• [TASK INPUTS]
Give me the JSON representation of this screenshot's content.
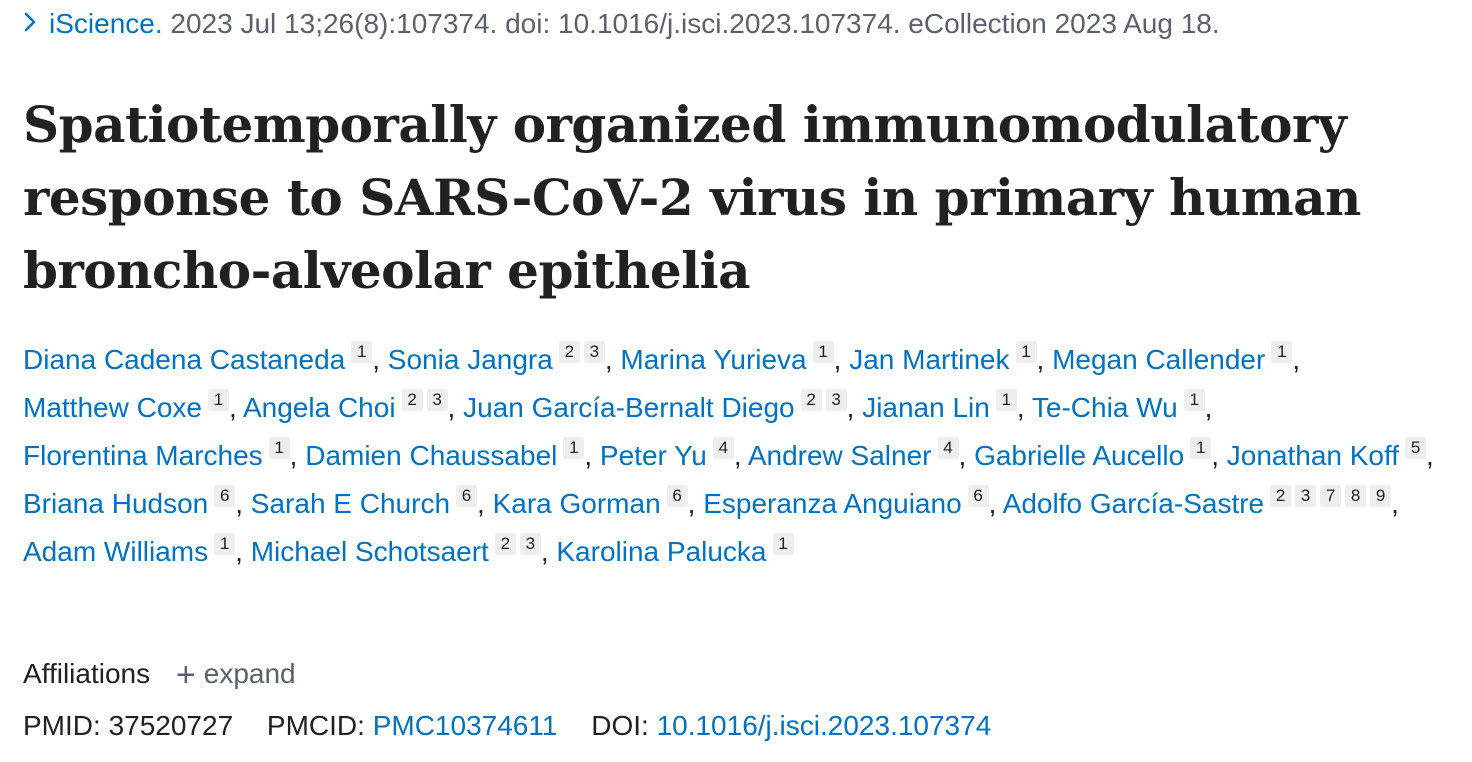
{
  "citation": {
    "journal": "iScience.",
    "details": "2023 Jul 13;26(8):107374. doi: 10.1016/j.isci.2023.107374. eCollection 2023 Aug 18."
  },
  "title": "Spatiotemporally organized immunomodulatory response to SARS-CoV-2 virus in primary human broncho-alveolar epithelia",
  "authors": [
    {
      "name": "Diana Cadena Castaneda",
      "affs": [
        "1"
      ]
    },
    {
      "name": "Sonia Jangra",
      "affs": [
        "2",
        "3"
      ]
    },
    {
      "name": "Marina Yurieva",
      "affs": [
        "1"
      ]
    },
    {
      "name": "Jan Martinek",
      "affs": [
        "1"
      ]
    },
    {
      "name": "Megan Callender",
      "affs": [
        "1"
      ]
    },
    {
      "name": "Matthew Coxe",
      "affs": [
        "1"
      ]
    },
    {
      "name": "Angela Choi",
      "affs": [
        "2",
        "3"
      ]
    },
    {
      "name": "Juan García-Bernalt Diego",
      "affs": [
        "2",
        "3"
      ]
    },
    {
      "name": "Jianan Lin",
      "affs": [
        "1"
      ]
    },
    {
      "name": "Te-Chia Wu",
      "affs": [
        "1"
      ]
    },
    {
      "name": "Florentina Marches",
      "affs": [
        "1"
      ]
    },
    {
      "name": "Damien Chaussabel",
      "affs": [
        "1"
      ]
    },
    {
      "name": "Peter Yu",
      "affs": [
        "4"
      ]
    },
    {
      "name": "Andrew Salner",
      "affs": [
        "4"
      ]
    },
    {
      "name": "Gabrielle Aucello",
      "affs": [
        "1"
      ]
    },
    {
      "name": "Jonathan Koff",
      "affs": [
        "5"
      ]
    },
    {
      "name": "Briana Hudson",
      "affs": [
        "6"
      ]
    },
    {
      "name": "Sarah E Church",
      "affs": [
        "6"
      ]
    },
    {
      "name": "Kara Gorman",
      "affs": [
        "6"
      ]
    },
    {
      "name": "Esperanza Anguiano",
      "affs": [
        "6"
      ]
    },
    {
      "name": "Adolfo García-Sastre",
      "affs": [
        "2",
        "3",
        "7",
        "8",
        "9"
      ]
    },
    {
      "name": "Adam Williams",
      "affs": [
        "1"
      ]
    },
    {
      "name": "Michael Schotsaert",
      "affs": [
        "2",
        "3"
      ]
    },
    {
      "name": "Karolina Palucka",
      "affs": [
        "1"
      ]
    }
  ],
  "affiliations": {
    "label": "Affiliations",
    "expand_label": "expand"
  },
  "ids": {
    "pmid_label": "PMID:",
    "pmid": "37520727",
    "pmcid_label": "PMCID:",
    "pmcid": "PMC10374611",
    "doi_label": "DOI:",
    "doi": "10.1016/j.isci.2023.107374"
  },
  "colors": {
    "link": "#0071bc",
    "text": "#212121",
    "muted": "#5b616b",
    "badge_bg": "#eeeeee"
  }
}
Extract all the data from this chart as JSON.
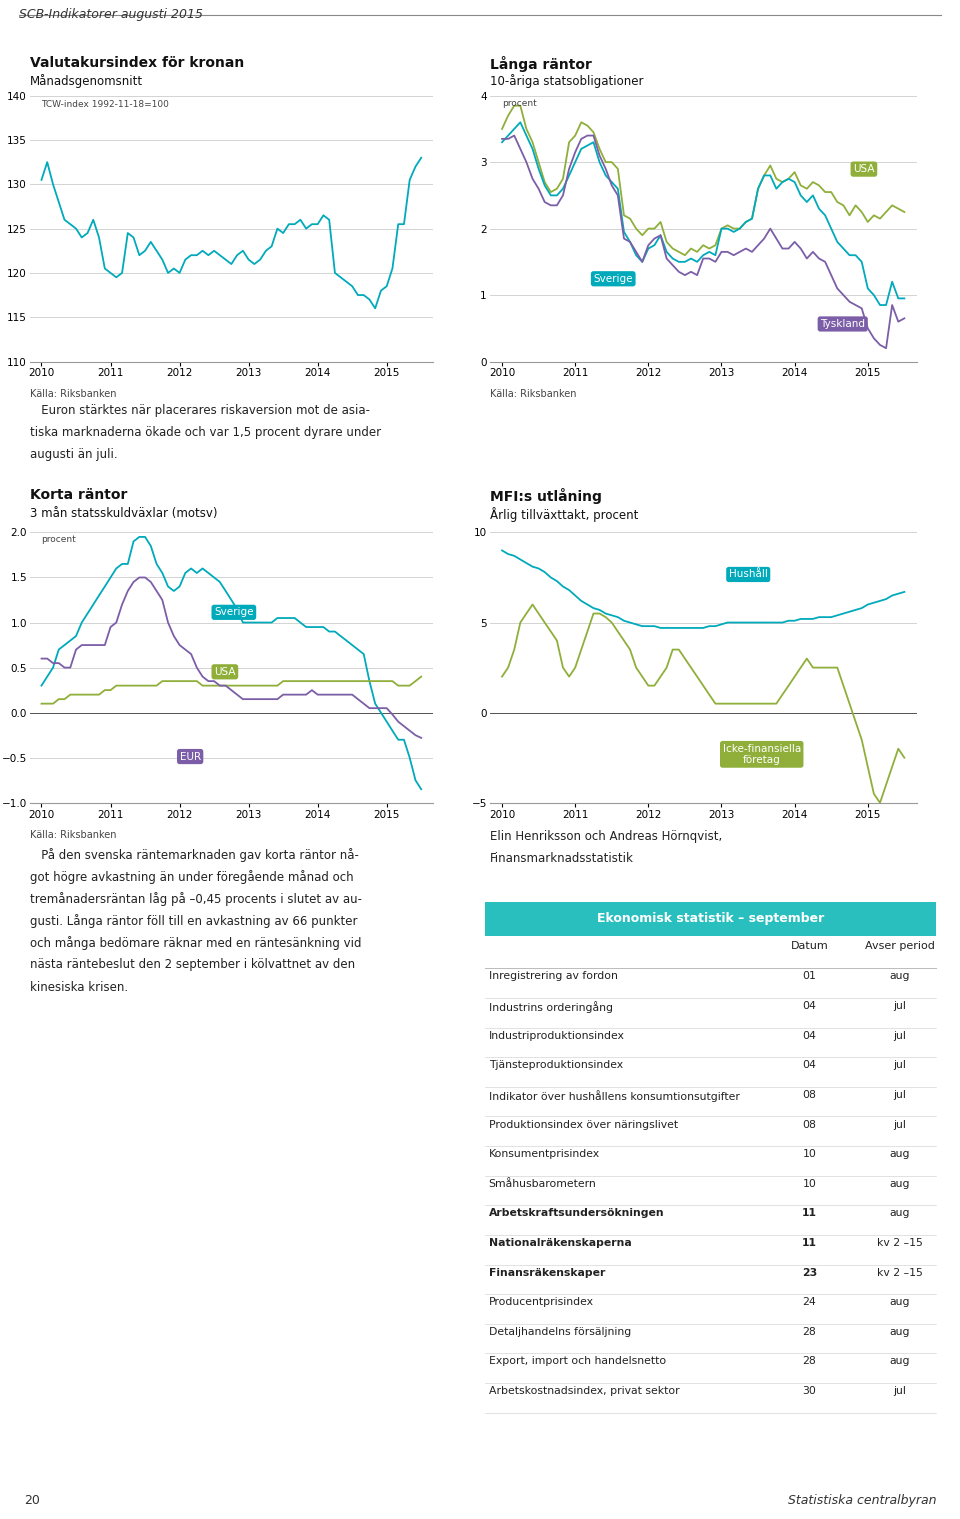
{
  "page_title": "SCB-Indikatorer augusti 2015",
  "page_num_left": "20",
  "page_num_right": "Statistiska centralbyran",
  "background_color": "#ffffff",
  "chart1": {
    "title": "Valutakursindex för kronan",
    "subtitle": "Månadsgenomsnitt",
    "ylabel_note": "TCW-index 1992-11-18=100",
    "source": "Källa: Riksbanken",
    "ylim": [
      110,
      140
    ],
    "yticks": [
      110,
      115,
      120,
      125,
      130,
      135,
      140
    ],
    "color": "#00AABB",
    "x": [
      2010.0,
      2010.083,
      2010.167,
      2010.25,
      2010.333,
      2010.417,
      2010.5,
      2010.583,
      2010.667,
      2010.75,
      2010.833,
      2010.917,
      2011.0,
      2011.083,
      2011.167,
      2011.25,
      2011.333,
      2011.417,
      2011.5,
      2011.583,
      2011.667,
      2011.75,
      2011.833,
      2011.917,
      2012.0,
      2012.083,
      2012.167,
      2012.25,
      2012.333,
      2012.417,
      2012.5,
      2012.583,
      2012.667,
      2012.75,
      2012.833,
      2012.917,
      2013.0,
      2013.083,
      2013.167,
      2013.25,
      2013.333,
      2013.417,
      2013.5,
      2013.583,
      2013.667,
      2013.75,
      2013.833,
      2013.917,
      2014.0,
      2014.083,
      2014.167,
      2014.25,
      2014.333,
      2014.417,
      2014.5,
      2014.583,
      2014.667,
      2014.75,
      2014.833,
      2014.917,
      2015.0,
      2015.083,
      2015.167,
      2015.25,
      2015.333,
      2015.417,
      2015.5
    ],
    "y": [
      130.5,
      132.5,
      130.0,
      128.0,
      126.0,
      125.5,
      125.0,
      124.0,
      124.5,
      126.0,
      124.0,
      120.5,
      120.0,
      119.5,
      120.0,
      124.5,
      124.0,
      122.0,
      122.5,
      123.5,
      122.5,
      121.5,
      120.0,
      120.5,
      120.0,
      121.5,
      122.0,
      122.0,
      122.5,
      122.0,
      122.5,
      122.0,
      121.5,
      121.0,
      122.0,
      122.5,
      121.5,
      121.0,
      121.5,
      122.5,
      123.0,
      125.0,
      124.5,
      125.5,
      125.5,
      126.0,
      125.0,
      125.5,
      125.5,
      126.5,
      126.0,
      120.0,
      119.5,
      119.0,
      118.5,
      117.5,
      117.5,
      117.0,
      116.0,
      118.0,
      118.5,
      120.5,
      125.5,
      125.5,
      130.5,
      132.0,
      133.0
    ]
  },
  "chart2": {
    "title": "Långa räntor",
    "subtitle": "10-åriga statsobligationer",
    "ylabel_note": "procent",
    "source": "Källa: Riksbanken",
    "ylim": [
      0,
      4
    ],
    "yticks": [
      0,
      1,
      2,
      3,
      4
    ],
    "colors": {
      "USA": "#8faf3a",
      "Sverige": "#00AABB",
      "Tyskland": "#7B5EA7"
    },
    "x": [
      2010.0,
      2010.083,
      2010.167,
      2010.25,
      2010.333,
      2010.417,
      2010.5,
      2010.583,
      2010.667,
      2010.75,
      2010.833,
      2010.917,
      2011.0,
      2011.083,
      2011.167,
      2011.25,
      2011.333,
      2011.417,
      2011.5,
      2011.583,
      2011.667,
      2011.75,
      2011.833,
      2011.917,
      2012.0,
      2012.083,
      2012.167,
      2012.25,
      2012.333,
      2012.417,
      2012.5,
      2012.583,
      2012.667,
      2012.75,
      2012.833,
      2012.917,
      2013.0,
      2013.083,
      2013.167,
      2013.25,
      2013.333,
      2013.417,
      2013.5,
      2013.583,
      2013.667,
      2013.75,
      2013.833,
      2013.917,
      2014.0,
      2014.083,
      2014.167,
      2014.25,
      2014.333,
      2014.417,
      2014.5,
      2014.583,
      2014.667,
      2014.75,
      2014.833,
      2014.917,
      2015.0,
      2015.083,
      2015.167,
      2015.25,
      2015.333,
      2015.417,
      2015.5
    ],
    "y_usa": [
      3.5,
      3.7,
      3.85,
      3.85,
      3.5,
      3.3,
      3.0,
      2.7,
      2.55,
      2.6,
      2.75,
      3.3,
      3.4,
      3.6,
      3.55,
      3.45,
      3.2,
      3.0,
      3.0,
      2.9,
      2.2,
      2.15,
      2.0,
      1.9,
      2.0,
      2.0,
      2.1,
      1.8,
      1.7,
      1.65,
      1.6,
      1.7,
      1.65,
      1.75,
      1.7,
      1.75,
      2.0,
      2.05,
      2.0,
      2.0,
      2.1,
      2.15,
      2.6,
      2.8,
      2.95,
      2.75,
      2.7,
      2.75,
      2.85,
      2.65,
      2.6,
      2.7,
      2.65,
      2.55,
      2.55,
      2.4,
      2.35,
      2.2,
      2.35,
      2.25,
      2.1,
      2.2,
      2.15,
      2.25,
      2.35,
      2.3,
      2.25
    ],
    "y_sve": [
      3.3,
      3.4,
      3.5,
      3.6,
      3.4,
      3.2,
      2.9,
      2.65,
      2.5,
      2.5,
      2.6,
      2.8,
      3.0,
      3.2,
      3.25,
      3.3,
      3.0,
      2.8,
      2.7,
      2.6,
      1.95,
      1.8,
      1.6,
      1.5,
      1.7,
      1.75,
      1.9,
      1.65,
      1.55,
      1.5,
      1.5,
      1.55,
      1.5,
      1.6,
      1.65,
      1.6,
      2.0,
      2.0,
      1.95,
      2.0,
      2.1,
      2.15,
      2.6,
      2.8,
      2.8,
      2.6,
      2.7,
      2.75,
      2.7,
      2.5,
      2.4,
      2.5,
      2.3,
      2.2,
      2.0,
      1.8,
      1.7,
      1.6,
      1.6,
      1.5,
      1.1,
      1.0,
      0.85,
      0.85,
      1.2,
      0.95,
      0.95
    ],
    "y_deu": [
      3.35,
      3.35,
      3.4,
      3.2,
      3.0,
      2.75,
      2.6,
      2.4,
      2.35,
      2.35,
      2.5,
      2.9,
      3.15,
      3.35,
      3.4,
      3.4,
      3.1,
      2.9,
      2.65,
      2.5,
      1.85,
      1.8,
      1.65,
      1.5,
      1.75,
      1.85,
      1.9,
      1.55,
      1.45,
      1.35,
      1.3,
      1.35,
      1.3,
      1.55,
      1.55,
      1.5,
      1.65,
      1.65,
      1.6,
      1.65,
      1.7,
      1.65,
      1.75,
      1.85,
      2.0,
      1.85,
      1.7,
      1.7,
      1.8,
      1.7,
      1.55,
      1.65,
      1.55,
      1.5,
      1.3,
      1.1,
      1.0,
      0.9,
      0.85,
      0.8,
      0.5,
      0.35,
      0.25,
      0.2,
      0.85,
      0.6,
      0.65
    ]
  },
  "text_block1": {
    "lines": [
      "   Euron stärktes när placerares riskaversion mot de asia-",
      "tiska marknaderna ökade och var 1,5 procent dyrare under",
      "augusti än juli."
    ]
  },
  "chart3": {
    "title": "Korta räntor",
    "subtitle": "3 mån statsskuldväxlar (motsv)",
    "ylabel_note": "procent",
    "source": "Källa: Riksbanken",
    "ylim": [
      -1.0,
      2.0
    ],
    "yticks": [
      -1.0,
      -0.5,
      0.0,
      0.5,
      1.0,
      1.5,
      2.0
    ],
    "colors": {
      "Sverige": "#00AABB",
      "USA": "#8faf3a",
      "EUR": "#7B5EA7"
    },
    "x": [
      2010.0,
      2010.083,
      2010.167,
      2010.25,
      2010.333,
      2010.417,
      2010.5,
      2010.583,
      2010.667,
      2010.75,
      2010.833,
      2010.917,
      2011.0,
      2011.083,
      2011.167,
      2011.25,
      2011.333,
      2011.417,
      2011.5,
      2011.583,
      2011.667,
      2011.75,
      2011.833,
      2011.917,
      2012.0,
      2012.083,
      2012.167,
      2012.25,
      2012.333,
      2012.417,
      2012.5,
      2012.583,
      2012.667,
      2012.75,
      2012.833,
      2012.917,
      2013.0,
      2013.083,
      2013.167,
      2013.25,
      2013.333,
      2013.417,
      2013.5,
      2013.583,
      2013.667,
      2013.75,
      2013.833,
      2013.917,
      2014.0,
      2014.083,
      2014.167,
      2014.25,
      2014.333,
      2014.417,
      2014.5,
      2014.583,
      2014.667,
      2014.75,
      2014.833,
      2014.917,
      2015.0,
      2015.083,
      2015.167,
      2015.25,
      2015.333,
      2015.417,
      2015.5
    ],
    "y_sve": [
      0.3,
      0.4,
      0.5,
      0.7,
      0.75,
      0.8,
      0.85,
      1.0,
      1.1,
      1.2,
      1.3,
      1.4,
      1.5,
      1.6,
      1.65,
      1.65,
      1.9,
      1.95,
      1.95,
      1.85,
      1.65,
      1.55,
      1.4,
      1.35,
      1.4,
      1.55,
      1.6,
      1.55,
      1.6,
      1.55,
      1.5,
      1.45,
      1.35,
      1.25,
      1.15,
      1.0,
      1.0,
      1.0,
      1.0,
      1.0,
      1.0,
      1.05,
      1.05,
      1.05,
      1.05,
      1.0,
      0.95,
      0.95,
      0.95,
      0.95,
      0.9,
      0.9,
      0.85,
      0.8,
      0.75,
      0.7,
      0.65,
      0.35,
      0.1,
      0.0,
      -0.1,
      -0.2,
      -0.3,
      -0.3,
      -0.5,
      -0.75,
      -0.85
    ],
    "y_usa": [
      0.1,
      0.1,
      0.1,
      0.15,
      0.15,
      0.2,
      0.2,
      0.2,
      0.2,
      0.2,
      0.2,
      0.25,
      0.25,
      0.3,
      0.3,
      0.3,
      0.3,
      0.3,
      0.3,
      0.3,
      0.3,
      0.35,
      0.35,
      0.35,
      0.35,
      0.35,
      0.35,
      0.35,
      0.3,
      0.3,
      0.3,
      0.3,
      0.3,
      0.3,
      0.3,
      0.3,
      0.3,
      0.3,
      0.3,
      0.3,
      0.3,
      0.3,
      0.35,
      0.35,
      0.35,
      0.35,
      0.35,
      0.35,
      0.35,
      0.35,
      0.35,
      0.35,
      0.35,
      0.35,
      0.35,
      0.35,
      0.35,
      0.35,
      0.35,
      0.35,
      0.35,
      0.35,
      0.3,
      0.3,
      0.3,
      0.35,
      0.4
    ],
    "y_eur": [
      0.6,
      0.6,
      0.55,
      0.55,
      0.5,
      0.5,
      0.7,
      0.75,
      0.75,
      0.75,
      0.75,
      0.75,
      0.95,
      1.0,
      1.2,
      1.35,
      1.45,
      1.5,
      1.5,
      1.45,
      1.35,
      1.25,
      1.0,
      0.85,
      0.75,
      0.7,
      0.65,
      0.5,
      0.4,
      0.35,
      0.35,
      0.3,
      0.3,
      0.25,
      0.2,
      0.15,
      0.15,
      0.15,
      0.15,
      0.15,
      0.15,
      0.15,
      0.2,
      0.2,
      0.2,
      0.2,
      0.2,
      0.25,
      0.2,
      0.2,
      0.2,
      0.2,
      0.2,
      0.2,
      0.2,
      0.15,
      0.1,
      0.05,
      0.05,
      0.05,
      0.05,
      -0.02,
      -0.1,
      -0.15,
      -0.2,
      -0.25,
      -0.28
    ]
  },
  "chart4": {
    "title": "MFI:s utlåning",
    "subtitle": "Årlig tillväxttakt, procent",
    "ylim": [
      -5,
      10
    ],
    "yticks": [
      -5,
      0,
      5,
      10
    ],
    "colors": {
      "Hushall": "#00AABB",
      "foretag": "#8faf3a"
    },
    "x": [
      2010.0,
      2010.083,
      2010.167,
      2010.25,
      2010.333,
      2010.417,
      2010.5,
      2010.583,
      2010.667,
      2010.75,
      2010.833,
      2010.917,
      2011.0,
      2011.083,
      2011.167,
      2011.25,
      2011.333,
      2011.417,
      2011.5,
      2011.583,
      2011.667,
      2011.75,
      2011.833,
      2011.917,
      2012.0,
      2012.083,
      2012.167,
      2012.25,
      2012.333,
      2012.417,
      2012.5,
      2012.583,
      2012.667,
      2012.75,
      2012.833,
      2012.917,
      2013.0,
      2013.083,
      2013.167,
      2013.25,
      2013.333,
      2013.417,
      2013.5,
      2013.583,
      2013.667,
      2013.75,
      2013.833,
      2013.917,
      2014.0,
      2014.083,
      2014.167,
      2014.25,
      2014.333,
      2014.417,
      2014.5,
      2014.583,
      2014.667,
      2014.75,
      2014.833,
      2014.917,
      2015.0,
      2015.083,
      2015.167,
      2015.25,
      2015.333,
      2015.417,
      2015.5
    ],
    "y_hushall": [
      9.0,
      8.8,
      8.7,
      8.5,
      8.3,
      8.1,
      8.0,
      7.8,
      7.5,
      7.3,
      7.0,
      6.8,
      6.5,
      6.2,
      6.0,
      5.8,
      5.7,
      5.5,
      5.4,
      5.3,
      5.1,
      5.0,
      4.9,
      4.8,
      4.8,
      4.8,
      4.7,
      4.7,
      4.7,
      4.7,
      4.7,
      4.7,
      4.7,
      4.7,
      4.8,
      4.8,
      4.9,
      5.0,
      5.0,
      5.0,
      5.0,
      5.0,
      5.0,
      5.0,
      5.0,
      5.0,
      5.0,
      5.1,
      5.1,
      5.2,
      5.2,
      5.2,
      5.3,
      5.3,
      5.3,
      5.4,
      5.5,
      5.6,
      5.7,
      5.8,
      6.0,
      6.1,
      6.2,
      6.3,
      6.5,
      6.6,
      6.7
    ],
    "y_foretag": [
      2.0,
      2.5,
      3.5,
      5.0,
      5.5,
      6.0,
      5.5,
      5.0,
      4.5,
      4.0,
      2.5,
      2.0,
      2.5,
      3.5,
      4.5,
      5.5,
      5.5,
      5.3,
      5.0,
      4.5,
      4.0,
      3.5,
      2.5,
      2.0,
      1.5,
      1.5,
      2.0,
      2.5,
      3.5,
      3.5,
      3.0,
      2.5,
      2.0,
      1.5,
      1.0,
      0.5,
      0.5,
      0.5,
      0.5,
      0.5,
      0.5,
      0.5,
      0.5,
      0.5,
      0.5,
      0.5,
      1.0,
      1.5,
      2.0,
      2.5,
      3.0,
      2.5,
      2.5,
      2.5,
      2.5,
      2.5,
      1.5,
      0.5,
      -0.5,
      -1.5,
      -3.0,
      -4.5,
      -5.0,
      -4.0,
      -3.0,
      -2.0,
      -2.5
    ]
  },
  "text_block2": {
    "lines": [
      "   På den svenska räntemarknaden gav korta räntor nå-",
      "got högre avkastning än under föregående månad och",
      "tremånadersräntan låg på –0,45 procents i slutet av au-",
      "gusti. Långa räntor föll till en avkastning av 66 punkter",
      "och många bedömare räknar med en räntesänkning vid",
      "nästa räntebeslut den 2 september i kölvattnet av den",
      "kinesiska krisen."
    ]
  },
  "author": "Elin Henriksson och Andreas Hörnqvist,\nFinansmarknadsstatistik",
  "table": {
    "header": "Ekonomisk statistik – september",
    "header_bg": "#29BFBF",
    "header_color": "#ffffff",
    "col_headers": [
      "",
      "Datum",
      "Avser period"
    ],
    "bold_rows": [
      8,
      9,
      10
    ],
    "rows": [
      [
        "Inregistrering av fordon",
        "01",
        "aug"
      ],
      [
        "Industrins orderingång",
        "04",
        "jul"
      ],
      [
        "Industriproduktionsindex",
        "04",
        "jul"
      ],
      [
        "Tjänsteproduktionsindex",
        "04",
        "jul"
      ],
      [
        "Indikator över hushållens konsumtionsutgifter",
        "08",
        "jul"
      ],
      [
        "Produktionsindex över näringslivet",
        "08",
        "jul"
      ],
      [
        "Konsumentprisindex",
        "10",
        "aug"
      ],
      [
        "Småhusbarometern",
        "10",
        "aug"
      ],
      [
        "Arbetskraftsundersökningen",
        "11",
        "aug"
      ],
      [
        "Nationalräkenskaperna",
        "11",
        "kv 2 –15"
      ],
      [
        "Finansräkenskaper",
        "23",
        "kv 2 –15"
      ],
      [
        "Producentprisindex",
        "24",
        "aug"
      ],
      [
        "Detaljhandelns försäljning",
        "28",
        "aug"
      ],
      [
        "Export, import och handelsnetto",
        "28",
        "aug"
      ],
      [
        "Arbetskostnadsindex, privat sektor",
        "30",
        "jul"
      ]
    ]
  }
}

• [ACTION ITEM] Please report how many lines in the records above contain the word "räntor", and give nothing but the number.

• [WRITTEN REPLY] 4